Data tied to figure images
#####
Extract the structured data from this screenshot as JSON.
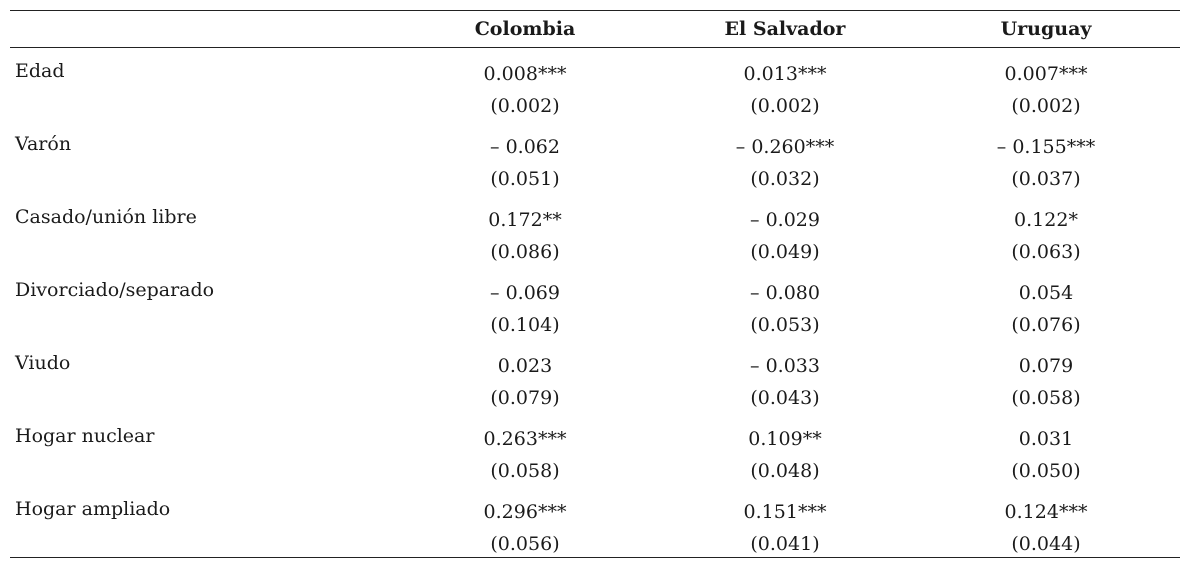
{
  "table": {
    "columns": [
      "",
      "Colombia",
      "El Salvador",
      "Uruguay"
    ],
    "rows": [
      {
        "label": "Edad",
        "values": [
          {
            "coef": "0.008***",
            "se": "(0.002)"
          },
          {
            "coef": "0.013***",
            "se": "(0.002)"
          },
          {
            "coef": "0.007***",
            "se": "(0.002)"
          }
        ]
      },
      {
        "label": "Varón",
        "values": [
          {
            "coef": "– 0.062",
            "se": "(0.051)"
          },
          {
            "coef": "– 0.260***",
            "se": "(0.032)"
          },
          {
            "coef": "– 0.155***",
            "se": "(0.037)"
          }
        ]
      },
      {
        "label": "Casado/unión libre",
        "values": [
          {
            "coef": "0.172**",
            "se": "(0.086)"
          },
          {
            "coef": "– 0.029",
            "se": "(0.049)"
          },
          {
            "coef": "0.122*",
            "se": "(0.063)"
          }
        ]
      },
      {
        "label": "Divorciado/separado",
        "values": [
          {
            "coef": "– 0.069",
            "se": "(0.104)"
          },
          {
            "coef": "– 0.080",
            "se": "(0.053)"
          },
          {
            "coef": "0.054",
            "se": "(0.076)"
          }
        ]
      },
      {
        "label": "Viudo",
        "values": [
          {
            "coef": "0.023",
            "se": "(0.079)"
          },
          {
            "coef": "– 0.033",
            "se": "(0.043)"
          },
          {
            "coef": "0.079",
            "se": "(0.058)"
          }
        ]
      },
      {
        "label": "Hogar nuclear",
        "values": [
          {
            "coef": "0.263***",
            "se": "(0.058)"
          },
          {
            "coef": "0.109**",
            "se": "(0.048)"
          },
          {
            "coef": "0.031",
            "se": "(0.050)"
          }
        ]
      },
      {
        "label": "Hogar ampliado",
        "values": [
          {
            "coef": "0.296***",
            "se": "(0.056)"
          },
          {
            "coef": "0.151***",
            "se": "(0.041)"
          },
          {
            "coef": "0.124***",
            "se": "(0.044)"
          }
        ]
      }
    ]
  }
}
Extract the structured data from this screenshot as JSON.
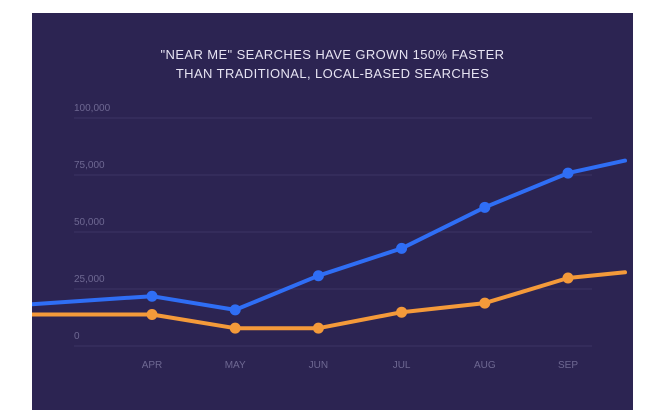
{
  "colors": {
    "background": "#2c2452",
    "near_me": "#2f6ef5",
    "local": "#f49a3a",
    "grid": "#3d3564",
    "tick_text": "#6e6892",
    "title_text": "#e6e3f2"
  },
  "chart_data": {
    "type": "line",
    "title_lines": [
      "\"NEAR ME\" SEARCHES HAVE GROWN 150% FASTER",
      "THAN TRADITIONAL, LOCAL-BASED SEARCHES"
    ],
    "categories": [
      "APR",
      "MAY",
      "JUN",
      "JUL",
      "AUG",
      "SEP"
    ],
    "yticks": [
      0,
      25000,
      50000,
      75000,
      100000
    ],
    "ytick_labels": [
      "0",
      "25,000",
      "50,000",
      "75,000",
      "100,000"
    ],
    "ylim": [
      0,
      100000
    ],
    "grid": true,
    "legend": "none",
    "series": [
      {
        "key": "near_me",
        "values": [
          17000,
          11000,
          26000,
          38000,
          56000,
          71000
        ],
        "lead_in": 13500,
        "tail_out": 76500
      },
      {
        "key": "local",
        "values": [
          9000,
          3000,
          3000,
          10000,
          14000,
          25000
        ],
        "lead_in": 9000,
        "tail_out": 27500
      }
    ]
  }
}
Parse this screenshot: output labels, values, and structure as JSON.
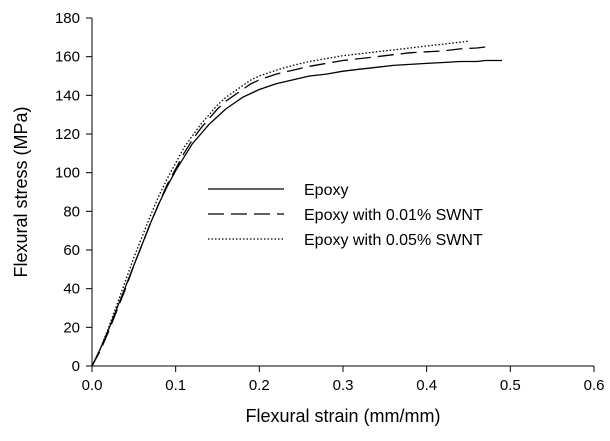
#####
- [Task details] Quote the listing above in full, except for the pictures.

- [Written reply]
Extract the structured data from this screenshot as JSON.
{
  "table": {
    "columns": [
      "",
      "Colombia",
      "El Salvador",
      "Uruguay"
    ],
    "rows": [
      {
        "label": "Edad",
        "values": [
          {
            "coef": "0.008***",
            "se": "(0.002)"
          },
          {
            "coef": "0.013***",
            "se": "(0.002)"
          },
          {
            "coef": "0.007***",
            "se": "(0.002)"
          }
        ]
      },
      {
        "label": "Varón",
        "values": [
          {
            "coef": "– 0.062",
            "se": "(0.051)"
          },
          {
            "coef": "– 0.260***",
            "se": "(0.032)"
          },
          {
            "coef": "– 0.155***",
            "se": "(0.037)"
          }
        ]
      },
      {
        "label": "Casado/unión libre",
        "values": [
          {
            "coef": "0.172**",
            "se": "(0.086)"
          },
          {
            "coef": "– 0.029",
            "se": "(0.049)"
          },
          {
            "coef": "0.122*",
            "se": "(0.063)"
          }
        ]
      },
      {
        "label": "Divorciado/separado",
        "values": [
          {
            "coef": "– 0.069",
            "se": "(0.104)"
          },
          {
            "coef": "– 0.080",
            "se": "(0.053)"
          },
          {
            "coef": "0.054",
            "se": "(0.076)"
          }
        ]
      },
      {
        "label": "Viudo",
        "values": [
          {
            "coef": "0.023",
            "se": "(0.079)"
          },
          {
            "coef": "– 0.033",
            "se": "(0.043)"
          },
          {
            "coef": "0.079",
            "se": "(0.058)"
          }
        ]
      },
      {
        "label": "Hogar nuclear",
        "values": [
          {
            "coef": "0.263***",
            "se": "(0.058)"
          },
          {
            "coef": "0.109**",
            "se": "(0.048)"
          },
          {
            "coef": "0.031",
            "se": "(0.050)"
          }
        ]
      },
      {
        "label": "Hogar ampliado",
        "values": [
          {
            "coef": "0.296***",
            "se": "(0.056)"
          },
          {
            "coef": "0.151***",
            "se": "(0.041)"
          },
          {
            "coef": "0.124***",
            "se": "(0.044)"
          }
        ]
      }
    ]
  }
}
Extract the structured data from this screenshot as JSON.
{
  "colors": {
    "background": "#2c2452",
    "near_me": "#2f6ef5",
    "local": "#f49a3a",
    "grid": "#3d3564",
    "tick_text": "#6e6892",
    "title_text": "#e6e3f2"
  },
  "chart_data": {
    "type": "line",
    "title_lines": [
      "\"NEAR ME\" SEARCHES HAVE GROWN 150% FASTER",
      "THAN TRADITIONAL, LOCAL-BASED SEARCHES"
    ],
    "categories": [
      "APR",
      "MAY",
      "JUN",
      "JUL",
      "AUG",
      "SEP"
    ],
    "yticks": [
      0,
      25000,
      50000,
      75000,
      100000
    ],
    "ytick_labels": [
      "0",
      "25,000",
      "50,000",
      "75,000",
      "100,000"
    ],
    "ylim": [
      0,
      100000
    ],
    "grid": true,
    "legend": "none",
    "series": [
      {
        "key": "near_me",
        "values": [
          17000,
          11000,
          26000,
          38000,
          56000,
          71000
        ],
        "lead_in": 13500,
        "tail_out": 76500
      },
      {
        "key": "local",
        "values": [
          9000,
          3000,
          3000,
          10000,
          14000,
          25000
        ],
        "lead_in": 9000,
        "tail_out": 27500
      }
    ]
  }
}
Parse this screenshot: output labels, values, and structure as JSON.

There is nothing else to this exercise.